__EXERCISE DATA__
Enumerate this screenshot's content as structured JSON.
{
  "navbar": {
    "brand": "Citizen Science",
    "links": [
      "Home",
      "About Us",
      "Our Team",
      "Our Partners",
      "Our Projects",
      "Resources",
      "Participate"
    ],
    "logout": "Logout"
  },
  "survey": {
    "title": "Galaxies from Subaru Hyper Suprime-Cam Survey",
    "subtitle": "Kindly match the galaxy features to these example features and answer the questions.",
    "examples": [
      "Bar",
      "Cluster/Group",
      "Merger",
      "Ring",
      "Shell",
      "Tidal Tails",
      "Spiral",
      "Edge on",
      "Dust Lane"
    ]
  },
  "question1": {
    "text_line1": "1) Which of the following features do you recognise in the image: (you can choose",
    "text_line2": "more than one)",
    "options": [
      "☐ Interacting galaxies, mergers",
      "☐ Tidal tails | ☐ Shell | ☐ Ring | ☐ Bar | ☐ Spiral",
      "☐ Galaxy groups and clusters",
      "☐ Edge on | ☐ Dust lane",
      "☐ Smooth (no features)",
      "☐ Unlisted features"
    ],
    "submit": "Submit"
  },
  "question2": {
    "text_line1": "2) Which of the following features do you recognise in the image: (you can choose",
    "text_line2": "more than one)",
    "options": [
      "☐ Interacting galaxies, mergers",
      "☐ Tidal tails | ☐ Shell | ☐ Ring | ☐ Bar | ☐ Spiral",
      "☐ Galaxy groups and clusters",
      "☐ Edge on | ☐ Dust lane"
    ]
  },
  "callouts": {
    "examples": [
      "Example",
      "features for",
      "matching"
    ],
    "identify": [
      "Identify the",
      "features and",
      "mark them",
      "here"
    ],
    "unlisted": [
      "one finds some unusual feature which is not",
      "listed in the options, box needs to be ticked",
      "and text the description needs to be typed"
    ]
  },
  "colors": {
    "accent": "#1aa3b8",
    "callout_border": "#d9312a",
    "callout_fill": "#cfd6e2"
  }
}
---
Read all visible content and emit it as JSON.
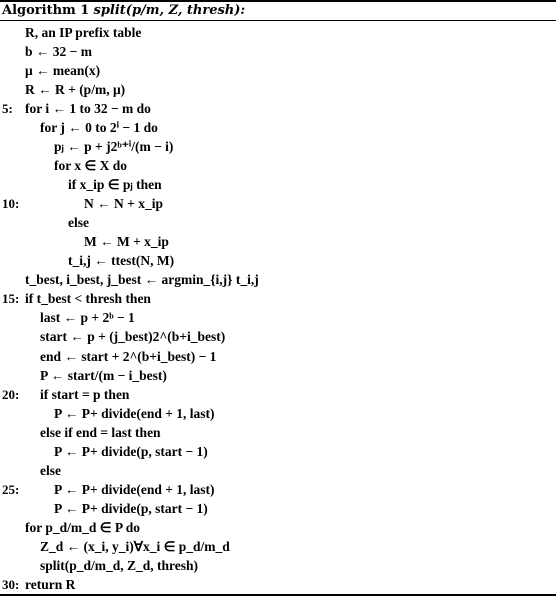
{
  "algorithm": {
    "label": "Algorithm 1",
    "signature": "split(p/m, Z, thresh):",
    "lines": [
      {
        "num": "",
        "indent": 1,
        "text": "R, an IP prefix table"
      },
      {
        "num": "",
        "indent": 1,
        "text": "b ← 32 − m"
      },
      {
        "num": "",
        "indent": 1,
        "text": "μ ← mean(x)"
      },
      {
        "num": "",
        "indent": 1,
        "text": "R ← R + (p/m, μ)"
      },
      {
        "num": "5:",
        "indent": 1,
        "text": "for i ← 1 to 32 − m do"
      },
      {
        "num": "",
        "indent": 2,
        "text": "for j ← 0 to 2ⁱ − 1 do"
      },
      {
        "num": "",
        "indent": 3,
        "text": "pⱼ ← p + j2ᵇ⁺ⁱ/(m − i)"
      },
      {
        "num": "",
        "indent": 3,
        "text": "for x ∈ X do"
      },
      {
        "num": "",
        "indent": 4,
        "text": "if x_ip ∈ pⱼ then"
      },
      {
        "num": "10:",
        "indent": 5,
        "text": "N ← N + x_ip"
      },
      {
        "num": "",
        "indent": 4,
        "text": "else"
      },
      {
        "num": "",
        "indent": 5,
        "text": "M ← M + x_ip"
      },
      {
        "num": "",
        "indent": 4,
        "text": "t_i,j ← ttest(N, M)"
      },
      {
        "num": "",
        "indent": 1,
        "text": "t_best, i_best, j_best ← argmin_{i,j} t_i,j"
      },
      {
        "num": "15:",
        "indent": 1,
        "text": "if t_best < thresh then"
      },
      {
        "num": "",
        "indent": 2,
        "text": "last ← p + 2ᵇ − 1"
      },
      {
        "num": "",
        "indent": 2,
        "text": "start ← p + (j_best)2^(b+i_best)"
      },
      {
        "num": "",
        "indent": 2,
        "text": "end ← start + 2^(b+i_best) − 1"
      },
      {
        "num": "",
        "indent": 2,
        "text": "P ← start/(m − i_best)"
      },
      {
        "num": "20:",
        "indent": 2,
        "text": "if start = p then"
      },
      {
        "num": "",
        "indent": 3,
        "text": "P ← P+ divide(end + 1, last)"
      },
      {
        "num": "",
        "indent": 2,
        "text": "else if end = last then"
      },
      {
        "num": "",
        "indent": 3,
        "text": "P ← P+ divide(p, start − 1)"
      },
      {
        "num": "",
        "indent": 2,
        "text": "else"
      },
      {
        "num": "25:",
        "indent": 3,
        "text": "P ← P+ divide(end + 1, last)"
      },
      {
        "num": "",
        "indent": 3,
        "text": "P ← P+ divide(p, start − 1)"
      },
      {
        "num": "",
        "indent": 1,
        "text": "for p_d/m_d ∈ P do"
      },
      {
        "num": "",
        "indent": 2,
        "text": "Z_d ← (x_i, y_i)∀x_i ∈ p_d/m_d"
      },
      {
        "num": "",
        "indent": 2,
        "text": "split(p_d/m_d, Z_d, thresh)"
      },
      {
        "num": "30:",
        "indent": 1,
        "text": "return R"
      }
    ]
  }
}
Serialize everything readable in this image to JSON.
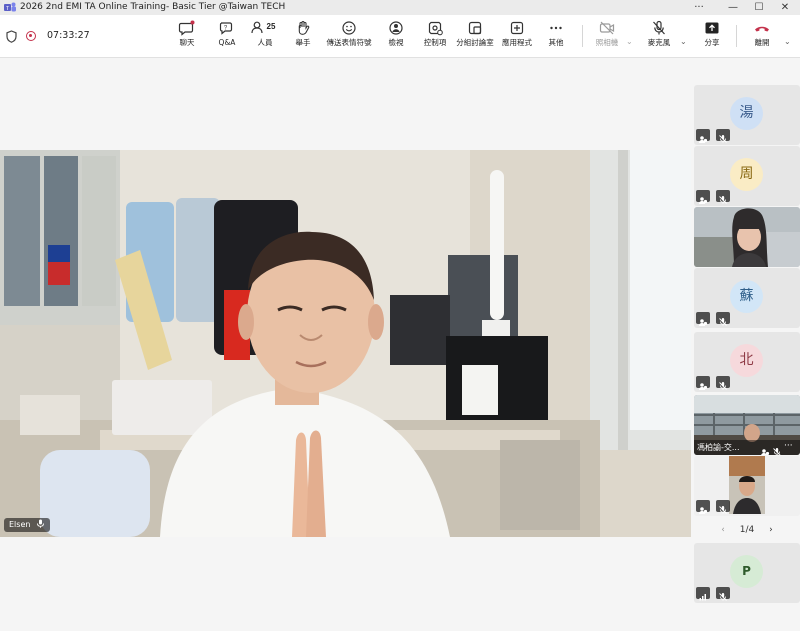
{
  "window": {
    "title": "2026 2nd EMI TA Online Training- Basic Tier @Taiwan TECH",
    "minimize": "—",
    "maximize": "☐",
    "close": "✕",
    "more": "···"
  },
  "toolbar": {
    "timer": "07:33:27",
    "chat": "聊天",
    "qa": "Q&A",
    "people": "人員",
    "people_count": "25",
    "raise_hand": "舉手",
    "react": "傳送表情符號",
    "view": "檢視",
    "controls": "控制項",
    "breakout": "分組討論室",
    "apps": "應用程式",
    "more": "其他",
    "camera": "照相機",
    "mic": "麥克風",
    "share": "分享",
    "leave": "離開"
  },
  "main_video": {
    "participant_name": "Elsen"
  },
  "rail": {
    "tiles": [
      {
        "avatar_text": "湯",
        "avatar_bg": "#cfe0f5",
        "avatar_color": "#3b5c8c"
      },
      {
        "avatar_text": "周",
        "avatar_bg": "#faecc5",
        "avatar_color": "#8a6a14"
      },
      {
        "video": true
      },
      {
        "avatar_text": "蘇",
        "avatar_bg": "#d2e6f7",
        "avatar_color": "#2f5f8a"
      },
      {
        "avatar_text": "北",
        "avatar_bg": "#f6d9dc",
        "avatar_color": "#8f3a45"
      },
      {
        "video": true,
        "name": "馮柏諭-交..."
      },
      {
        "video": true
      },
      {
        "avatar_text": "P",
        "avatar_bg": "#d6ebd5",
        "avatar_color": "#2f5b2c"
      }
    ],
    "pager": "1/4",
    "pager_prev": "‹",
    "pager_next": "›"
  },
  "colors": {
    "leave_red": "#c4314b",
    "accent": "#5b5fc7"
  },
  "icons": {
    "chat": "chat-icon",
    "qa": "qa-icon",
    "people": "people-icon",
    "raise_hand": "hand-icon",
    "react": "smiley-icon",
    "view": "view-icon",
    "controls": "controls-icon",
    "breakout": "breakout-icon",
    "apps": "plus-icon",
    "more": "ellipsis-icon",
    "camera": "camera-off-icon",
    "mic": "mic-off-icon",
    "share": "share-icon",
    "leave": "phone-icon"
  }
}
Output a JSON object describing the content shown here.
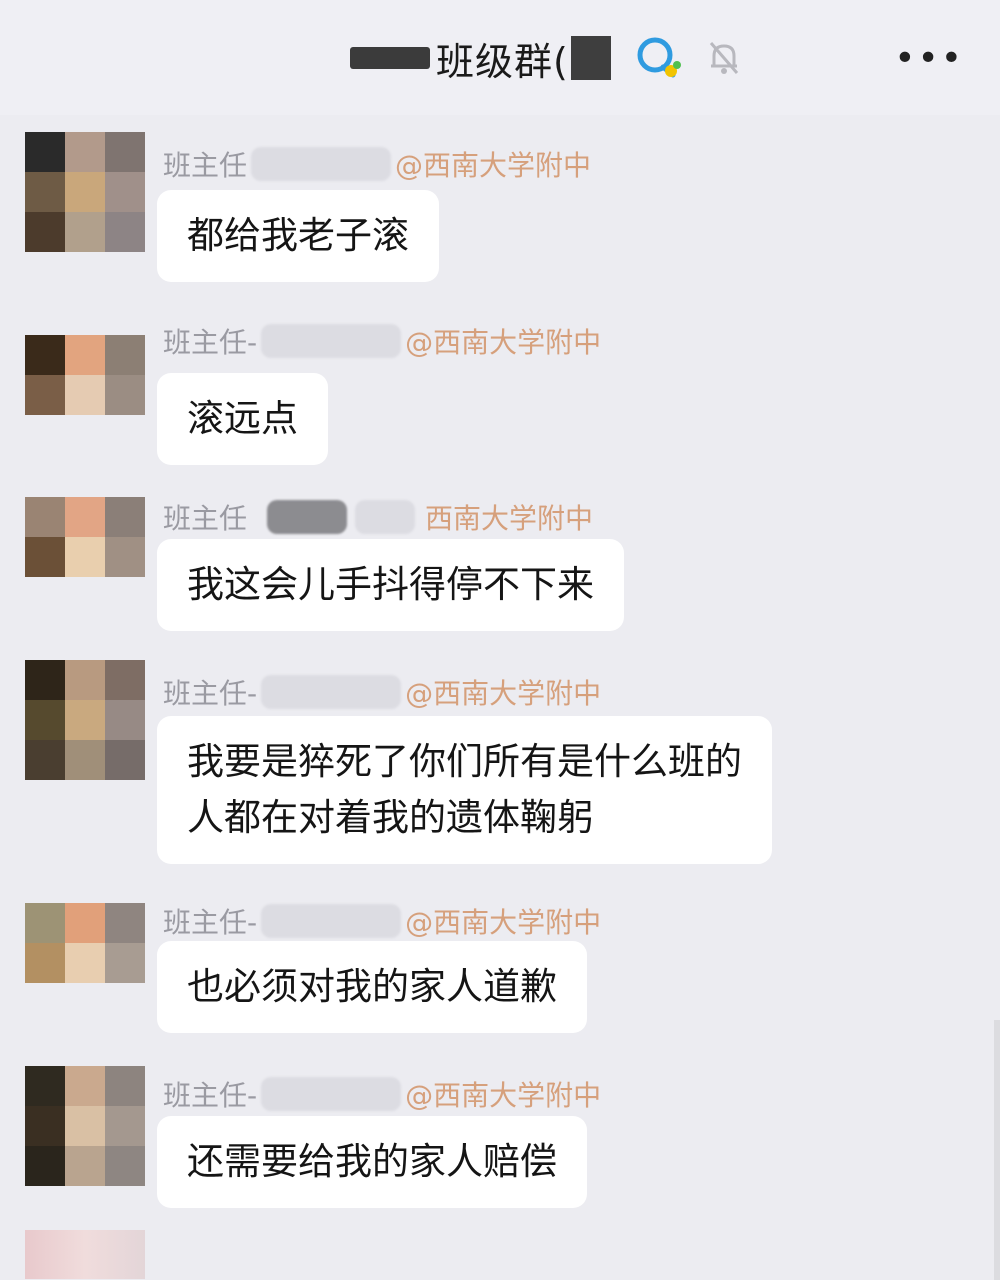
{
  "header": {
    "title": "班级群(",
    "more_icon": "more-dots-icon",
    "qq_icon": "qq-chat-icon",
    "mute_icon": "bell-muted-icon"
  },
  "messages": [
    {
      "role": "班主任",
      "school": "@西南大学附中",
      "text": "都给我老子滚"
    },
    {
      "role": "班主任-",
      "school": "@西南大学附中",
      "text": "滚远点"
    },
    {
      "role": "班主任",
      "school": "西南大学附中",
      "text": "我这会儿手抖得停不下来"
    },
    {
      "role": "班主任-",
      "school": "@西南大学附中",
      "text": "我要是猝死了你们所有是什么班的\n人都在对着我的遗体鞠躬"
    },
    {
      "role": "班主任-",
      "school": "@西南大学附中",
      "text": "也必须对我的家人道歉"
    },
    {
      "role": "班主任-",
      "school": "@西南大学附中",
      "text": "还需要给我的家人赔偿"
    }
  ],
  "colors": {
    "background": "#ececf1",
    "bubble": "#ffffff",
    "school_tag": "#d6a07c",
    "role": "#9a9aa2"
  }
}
==
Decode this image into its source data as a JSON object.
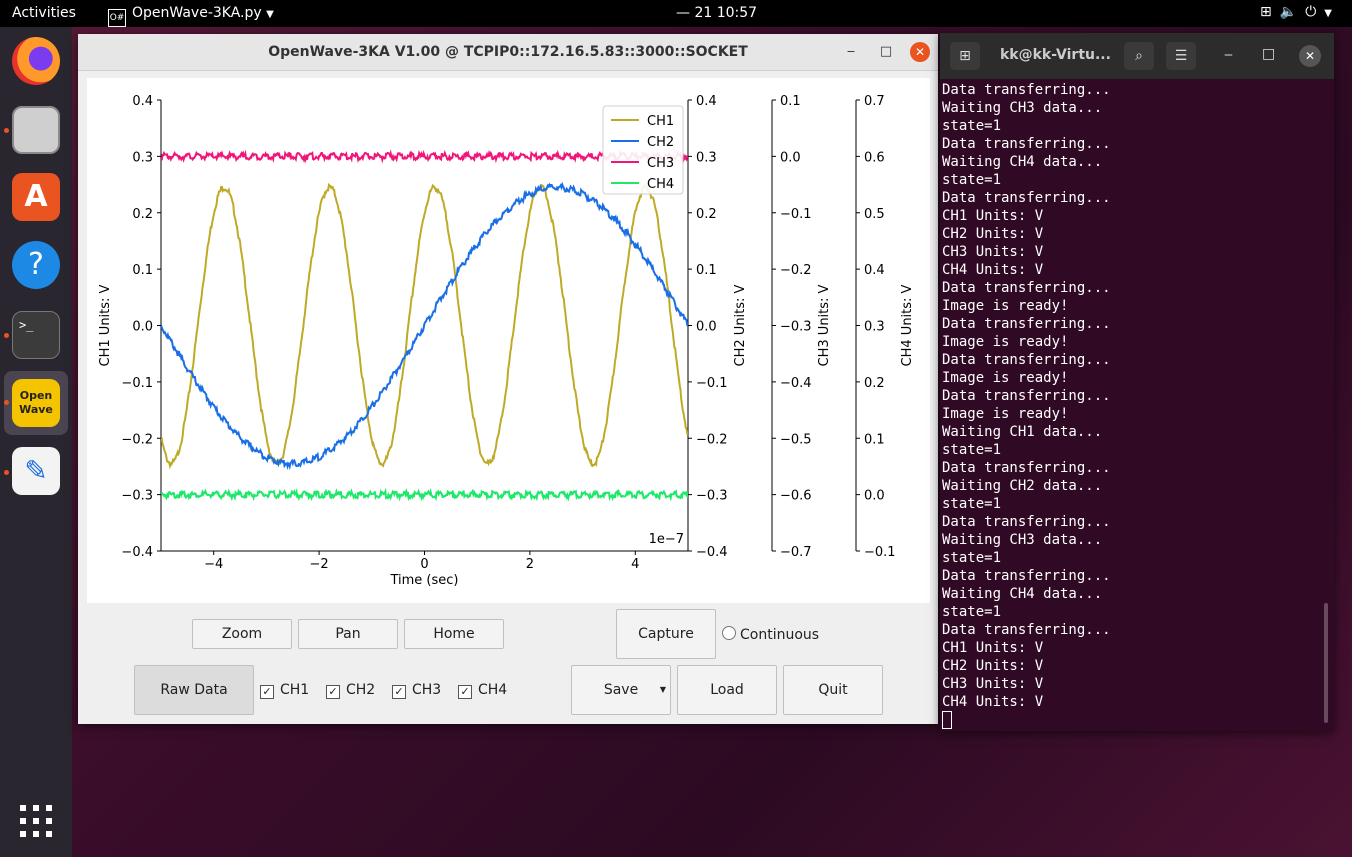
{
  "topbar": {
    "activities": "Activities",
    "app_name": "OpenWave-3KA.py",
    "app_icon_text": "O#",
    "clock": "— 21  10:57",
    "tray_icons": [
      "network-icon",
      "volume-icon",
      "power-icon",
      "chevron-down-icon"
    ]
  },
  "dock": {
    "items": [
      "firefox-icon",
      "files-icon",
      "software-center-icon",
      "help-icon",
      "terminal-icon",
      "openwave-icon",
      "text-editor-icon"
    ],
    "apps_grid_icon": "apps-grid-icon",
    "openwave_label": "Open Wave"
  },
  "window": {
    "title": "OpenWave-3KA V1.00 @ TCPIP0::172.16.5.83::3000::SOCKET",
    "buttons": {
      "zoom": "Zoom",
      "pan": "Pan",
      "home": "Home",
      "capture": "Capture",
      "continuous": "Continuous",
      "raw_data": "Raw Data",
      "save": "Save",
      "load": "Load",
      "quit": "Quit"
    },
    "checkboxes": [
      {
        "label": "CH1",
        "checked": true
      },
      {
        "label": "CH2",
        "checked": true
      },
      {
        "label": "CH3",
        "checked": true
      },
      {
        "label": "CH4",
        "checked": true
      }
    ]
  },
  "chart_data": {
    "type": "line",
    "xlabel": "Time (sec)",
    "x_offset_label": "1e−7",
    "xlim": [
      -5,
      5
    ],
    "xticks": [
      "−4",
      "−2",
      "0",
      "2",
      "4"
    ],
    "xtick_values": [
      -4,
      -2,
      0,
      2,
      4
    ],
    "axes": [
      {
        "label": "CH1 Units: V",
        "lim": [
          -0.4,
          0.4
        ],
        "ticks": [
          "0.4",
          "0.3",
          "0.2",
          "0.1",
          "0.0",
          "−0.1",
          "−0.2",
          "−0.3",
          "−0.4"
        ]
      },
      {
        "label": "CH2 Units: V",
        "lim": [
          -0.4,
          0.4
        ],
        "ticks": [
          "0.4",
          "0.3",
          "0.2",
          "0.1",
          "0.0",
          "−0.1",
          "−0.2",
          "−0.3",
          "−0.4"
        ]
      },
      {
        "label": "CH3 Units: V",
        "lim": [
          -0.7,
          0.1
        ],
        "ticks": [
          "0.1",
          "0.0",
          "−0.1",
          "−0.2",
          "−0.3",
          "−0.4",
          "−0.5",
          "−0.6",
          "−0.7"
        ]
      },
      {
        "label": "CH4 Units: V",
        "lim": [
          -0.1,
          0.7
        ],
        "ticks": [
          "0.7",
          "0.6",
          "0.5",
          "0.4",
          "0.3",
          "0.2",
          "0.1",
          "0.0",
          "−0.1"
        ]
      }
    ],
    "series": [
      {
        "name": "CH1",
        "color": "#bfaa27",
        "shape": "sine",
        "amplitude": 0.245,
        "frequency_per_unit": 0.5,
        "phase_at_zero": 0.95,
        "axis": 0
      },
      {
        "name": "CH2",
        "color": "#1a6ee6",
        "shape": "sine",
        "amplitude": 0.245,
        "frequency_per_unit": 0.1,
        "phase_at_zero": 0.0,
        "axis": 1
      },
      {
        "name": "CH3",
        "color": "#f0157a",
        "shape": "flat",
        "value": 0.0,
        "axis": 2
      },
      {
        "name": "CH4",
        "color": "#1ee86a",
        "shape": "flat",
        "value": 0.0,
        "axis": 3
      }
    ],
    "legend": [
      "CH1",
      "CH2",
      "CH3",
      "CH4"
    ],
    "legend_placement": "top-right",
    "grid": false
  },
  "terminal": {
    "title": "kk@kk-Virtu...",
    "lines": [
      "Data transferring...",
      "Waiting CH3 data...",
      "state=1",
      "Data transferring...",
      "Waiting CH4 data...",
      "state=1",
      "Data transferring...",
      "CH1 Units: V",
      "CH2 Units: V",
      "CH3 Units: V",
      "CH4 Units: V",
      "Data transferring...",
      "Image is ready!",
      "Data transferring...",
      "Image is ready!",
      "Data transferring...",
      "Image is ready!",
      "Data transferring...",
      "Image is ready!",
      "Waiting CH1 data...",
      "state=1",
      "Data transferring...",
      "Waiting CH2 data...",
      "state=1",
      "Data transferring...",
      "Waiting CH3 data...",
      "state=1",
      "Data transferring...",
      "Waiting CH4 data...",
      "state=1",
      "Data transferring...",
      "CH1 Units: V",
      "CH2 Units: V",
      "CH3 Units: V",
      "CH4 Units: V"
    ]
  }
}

__GOAL OF THE EXERCISE__
Tally the lines in the listing that hold "this" and report the number alone.

__FULL ANSWER__
3